* **Short problem**: Locate the lines of the listing below that hold "JSON", then copy each of them.

* **Record extracts**:
************

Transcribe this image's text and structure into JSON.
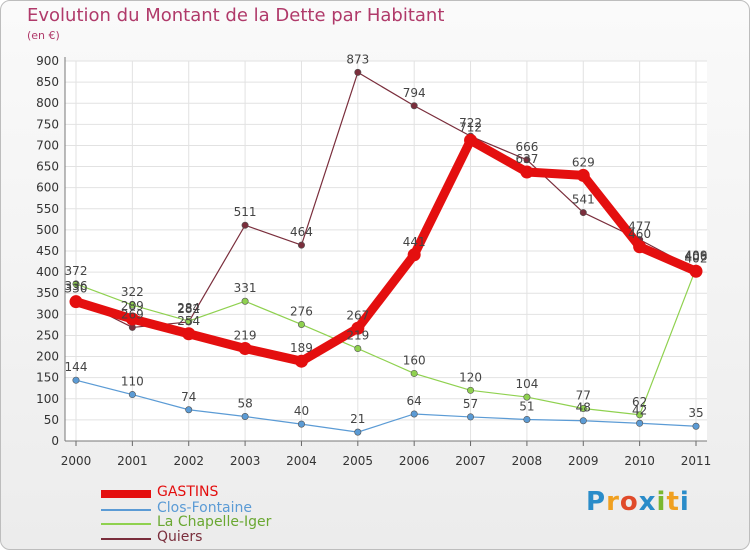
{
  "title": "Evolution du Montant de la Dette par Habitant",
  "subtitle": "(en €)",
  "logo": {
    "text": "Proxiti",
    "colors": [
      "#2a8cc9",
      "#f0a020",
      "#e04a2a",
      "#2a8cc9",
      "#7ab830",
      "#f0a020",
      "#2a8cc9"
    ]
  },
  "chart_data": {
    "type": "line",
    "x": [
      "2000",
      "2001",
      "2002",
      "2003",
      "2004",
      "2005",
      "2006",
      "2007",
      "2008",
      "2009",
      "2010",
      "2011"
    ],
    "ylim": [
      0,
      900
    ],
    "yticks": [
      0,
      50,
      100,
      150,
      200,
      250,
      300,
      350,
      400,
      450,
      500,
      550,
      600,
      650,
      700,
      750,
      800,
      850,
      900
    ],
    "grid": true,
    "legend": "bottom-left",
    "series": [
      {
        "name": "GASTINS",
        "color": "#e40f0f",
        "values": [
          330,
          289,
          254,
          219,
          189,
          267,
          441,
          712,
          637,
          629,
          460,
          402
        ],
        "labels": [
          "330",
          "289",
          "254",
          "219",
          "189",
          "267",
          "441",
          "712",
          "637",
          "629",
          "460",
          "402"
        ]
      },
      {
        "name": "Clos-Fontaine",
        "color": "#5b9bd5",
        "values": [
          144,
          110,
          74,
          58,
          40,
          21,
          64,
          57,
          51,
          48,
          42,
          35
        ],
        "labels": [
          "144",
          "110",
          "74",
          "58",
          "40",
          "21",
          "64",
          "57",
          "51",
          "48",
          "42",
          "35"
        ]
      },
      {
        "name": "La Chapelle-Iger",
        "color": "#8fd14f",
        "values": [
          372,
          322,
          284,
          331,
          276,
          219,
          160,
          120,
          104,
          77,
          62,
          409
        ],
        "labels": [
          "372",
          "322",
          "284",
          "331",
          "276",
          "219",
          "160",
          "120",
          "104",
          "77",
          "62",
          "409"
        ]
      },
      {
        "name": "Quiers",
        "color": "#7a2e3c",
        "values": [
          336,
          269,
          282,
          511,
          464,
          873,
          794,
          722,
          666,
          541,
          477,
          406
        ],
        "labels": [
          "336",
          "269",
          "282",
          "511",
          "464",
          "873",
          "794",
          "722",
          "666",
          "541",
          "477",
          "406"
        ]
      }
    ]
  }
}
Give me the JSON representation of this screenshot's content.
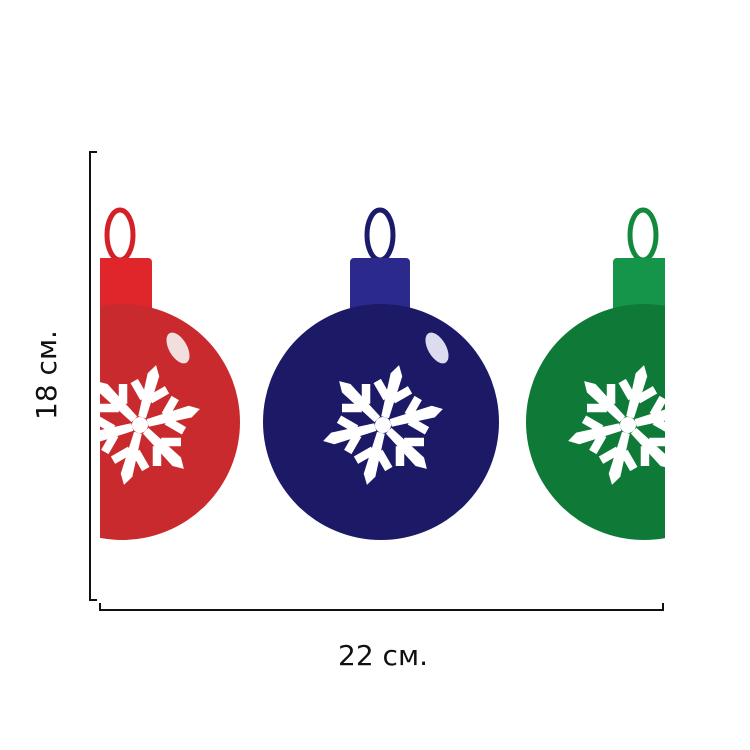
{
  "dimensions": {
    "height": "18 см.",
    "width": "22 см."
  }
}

************

* **Expected output**:
Transcribe this image's text and structure into JSON.
Give me the JSON representation of this screenshot's content.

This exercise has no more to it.